-- BEGIN --

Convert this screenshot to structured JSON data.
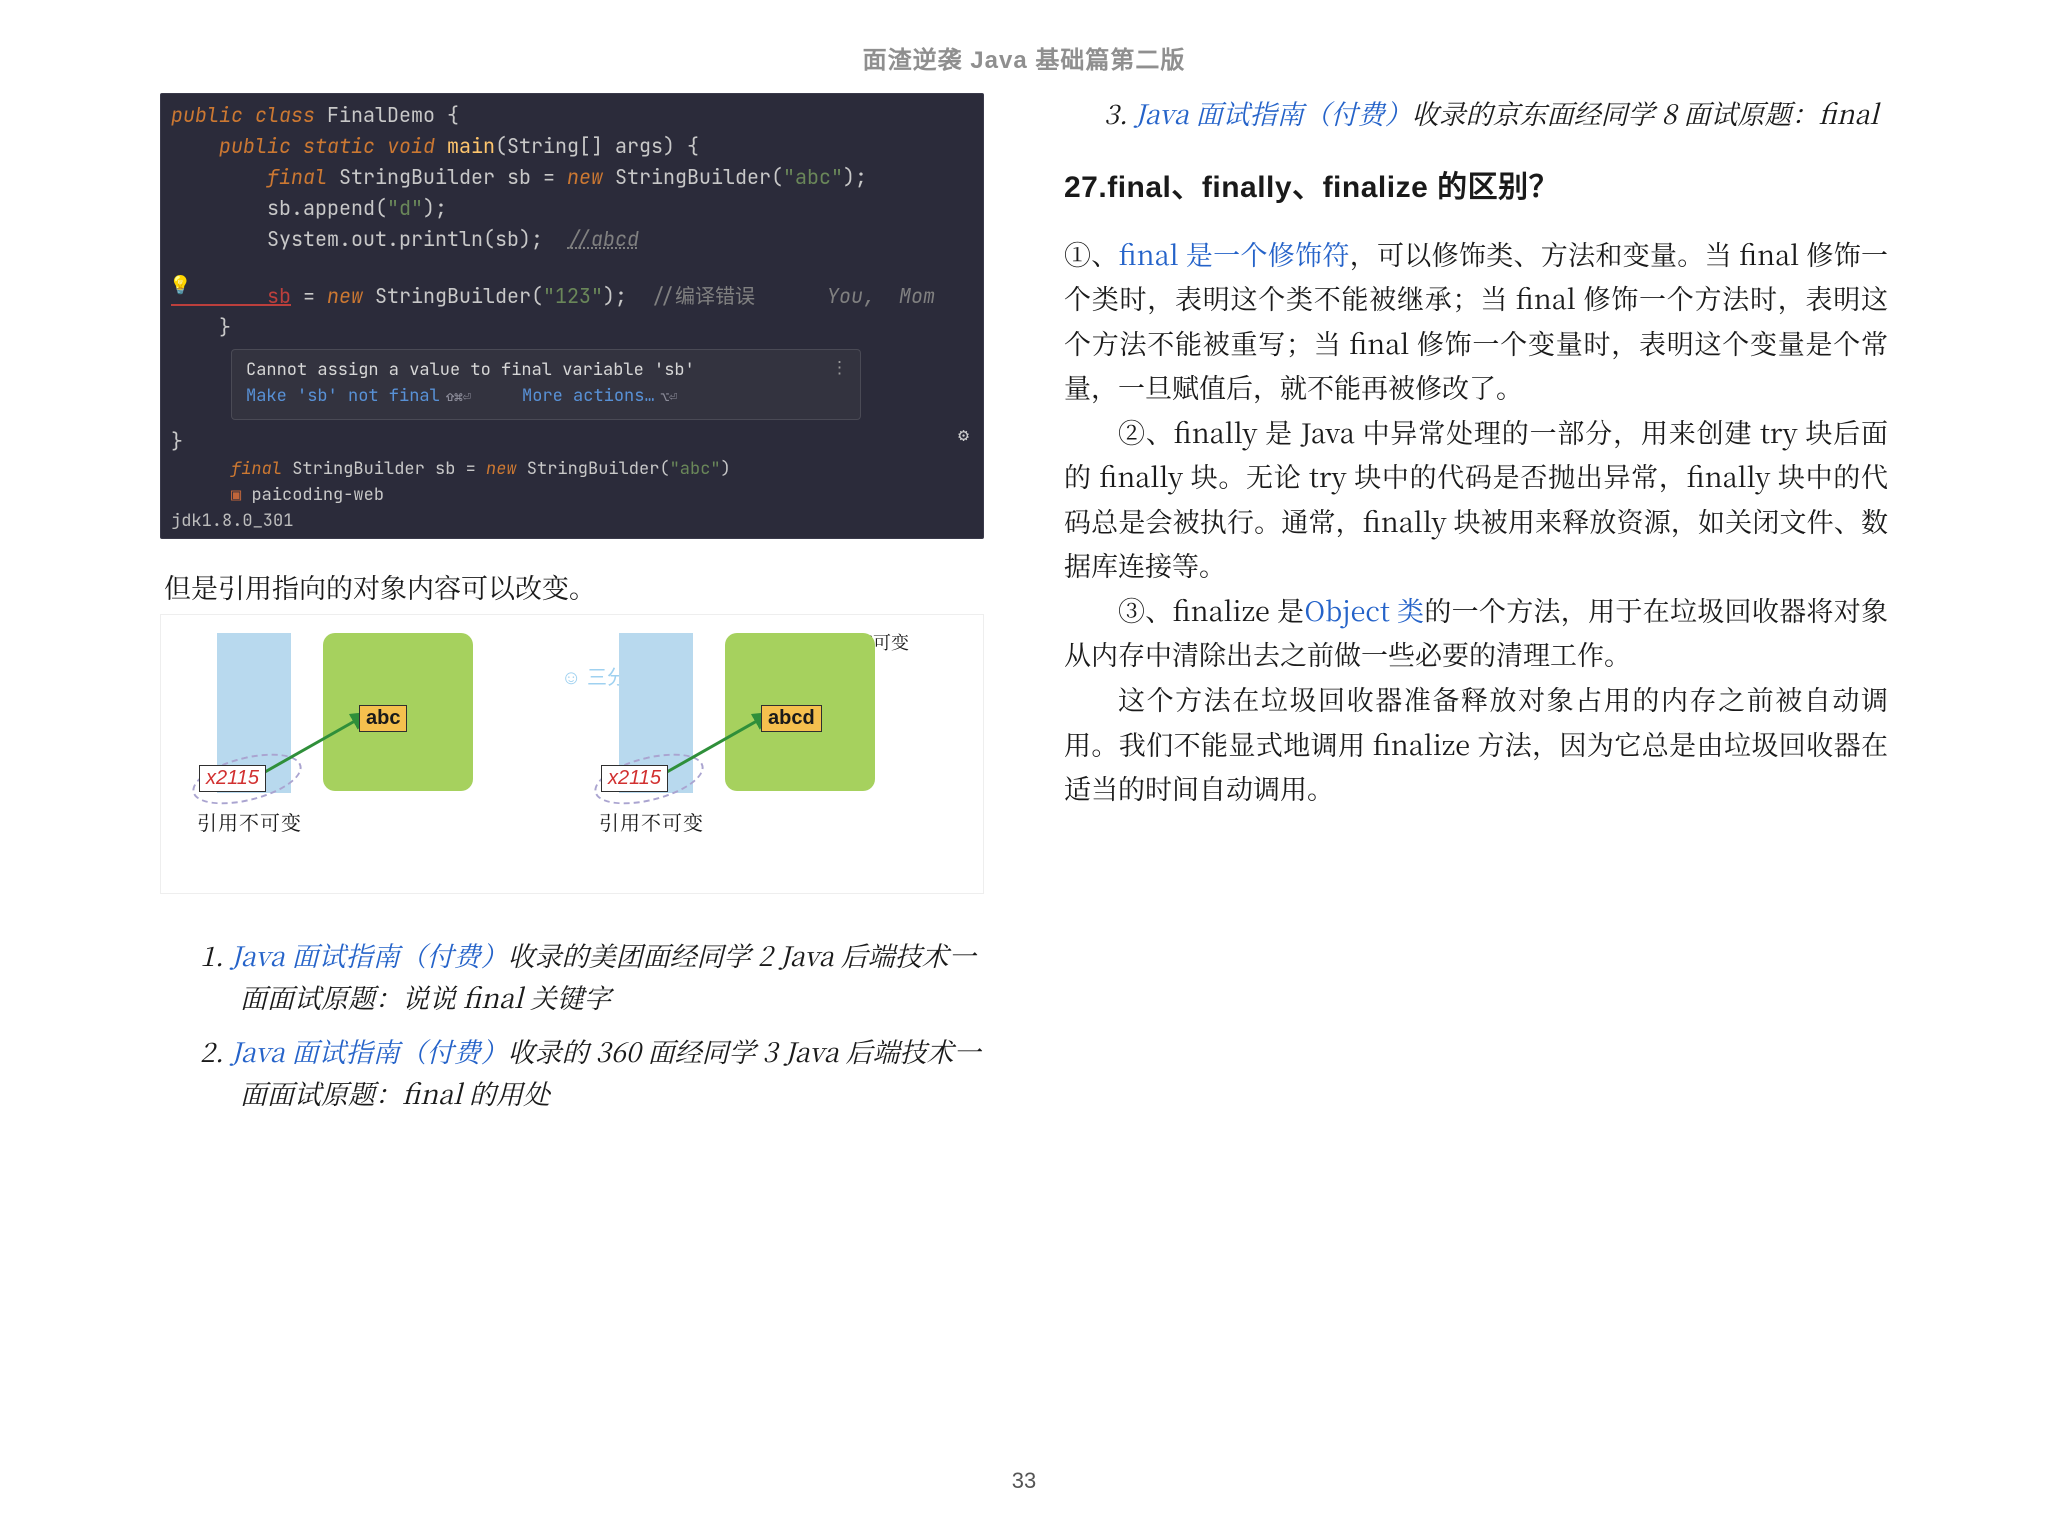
{
  "header": {
    "title": "面渣逆袭 Java 基础篇第二版"
  },
  "code": {
    "l1": "public class FinalDemo {",
    "l2": "    public static void main(String[] args) {",
    "l3a": "        final StringBuilder sb = ",
    "l3b": "new",
    "l3c": " StringBuilder(",
    "l3d": "\"abc\"",
    "l3e": ");",
    "l4a": "        sb.append(",
    "l4b": "\"d\"",
    "l4c": ");",
    "l5a": "        System.out.println(sb);  ",
    "l5b": "//abcd",
    "l6": "",
    "l7a": "        sb",
    "l7b": " = ",
    "l7c": "new",
    "l7d": " StringBuilder(",
    "l7e": "\"123\"",
    "l7f": ");  ",
    "l7g": "//编译错误",
    "l7h": "      You,  Mom",
    "l8": "    }",
    "popup_err": "Cannot assign a value to final variable 'sb'",
    "popup_fix": "Make 'sb' not final",
    "popup_fix_hint": "⇧⌘⏎",
    "popup_more": "More actions…",
    "popup_more_hint": "⌥⏎",
    "l9": "}",
    "proj_line_a": "        final StringBuilder sb = ",
    "proj_line_b": "new",
    "proj_line_c": " StringBuilder(",
    "proj_line_d": "\"abc\"",
    "proj_line_e": ")",
    "proj_name": "paicoding-web",
    "jdk": "jdk1.8.0_301"
  },
  "caption": "但是引用指向的对象内容可以改变。",
  "diagram": {
    "ref_addr": "x2115",
    "val_left": "abc",
    "val_right": "abcd",
    "label_fixed": "引用不可变",
    "label_mutable": "引用指向内容可变",
    "smiley": "☺ 三分恶"
  },
  "list_left": {
    "i1_link": "Java 面试指南（付费）",
    "i1_rest": "收录的美团面经同学 2 Java 后端技术一面面试原题：说说 final 关键字",
    "i2_link": "Java 面试指南（付费）",
    "i2_rest": "收录的 360 面经同学 3 Java 后端技术一面面试原题：final 的用处"
  },
  "list_right": {
    "i3_num": "3. ",
    "i3_link": "Java 面试指南（付费）",
    "i3_rest": "收录的京东面经同学 8 面试原题：final"
  },
  "heading": "27.final、finally、finalize 的区别？",
  "body": {
    "p1a": "①、",
    "p1link": "final 是一个修饰符",
    "p1b": "，可以修饰类、方法和变量。当 final 修饰一个类时，表明这个类不能被继承；当 final 修饰一个方法时，表明这个方法不能被重写；当 final 修饰一个变量时，表明这个变量是个常量，一旦赋值后，就不能再被修改了。",
    "p2": "②、finally 是 Java 中异常处理的一部分，用来创建 try 块后面的 finally 块。无论 try 块中的代码是否抛出异常，finally 块中的代码总是会被执行。通常，finally 块被用来释放资源，如关闭文件、数据库连接等。",
    "p3a": "③、finalize 是",
    "p3link": "Object 类",
    "p3b": "的一个方法，用于在垃圾回收器将对象从内存中清除出去之前做一些必要的清理工作。",
    "p4": "这个方法在垃圾回收器准备释放对象占用的内存之前被自动调用。我们不能显式地调用 finalize 方法，因为它总是由垃圾回收器在适当的时间自动调用。"
  },
  "page_number": "33"
}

-- END --

Stated problem ▸ Quote each entry above verbatim and drop the pictures.

Solution to this problem ▸
Convert this screenshot to structured JSON data.
{
  "header": {
    "title": "面渣逆袭 Java 基础篇第二版"
  },
  "code": {
    "l1": "public class FinalDemo {",
    "l2": "    public static void main(String[] args) {",
    "l3a": "        final StringBuilder sb = ",
    "l3b": "new",
    "l3c": " StringBuilder(",
    "l3d": "\"abc\"",
    "l3e": ");",
    "l4a": "        sb.append(",
    "l4b": "\"d\"",
    "l4c": ");",
    "l5a": "        System.out.println(sb);  ",
    "l5b": "//abcd",
    "l6": "",
    "l7a": "        sb",
    "l7b": " = ",
    "l7c": "new",
    "l7d": " StringBuilder(",
    "l7e": "\"123\"",
    "l7f": ");  ",
    "l7g": "//编译错误",
    "l7h": "      You,  Mom",
    "l8": "    }",
    "popup_err": "Cannot assign a value to final variable 'sb'",
    "popup_fix": "Make 'sb' not final",
    "popup_fix_hint": "⇧⌘⏎",
    "popup_more": "More actions…",
    "popup_more_hint": "⌥⏎",
    "l9": "}",
    "proj_line_a": "        final StringBuilder sb = ",
    "proj_line_b": "new",
    "proj_line_c": " StringBuilder(",
    "proj_line_d": "\"abc\"",
    "proj_line_e": ")",
    "proj_name": "paicoding-web",
    "jdk": "jdk1.8.0_301"
  },
  "caption": "但是引用指向的对象内容可以改变。",
  "diagram": {
    "ref_addr": "x2115",
    "val_left": "abc",
    "val_right": "abcd",
    "label_fixed": "引用不可变",
    "label_mutable": "引用指向内容可变",
    "smiley": "☺ 三分恶"
  },
  "list_left": {
    "i1_link": "Java 面试指南（付费）",
    "i1_rest": "收录的美团面经同学 2 Java 后端技术一面面试原题：说说 final 关键字",
    "i2_link": "Java 面试指南（付费）",
    "i2_rest": "收录的 360 面经同学 3 Java 后端技术一面面试原题：final 的用处"
  },
  "list_right": {
    "i3_num": "3. ",
    "i3_link": "Java 面试指南（付费）",
    "i3_rest": "收录的京东面经同学 8 面试原题：final"
  },
  "heading": "27.final、finally、finalize 的区别？",
  "body": {
    "p1a": "①、",
    "p1link": "final 是一个修饰符",
    "p1b": "，可以修饰类、方法和变量。当 final 修饰一个类时，表明这个类不能被继承；当 final 修饰一个方法时，表明这个方法不能被重写；当 final 修饰一个变量时，表明这个变量是个常量，一旦赋值后，就不能再被修改了。",
    "p2": "②、finally 是 Java 中异常处理的一部分，用来创建 try 块后面的 finally 块。无论 try 块中的代码是否抛出异常，finally 块中的代码总是会被执行。通常，finally 块被用来释放资源，如关闭文件、数据库连接等。",
    "p3a": "③、finalize 是",
    "p3link": "Object 类",
    "p3b": "的一个方法，用于在垃圾回收器将对象从内存中清除出去之前做一些必要的清理工作。",
    "p4": "这个方法在垃圾回收器准备释放对象占用的内存之前被自动调用。我们不能显式地调用 finalize 方法，因为它总是由垃圾回收器在适当的时间自动调用。"
  },
  "page_number": "33"
}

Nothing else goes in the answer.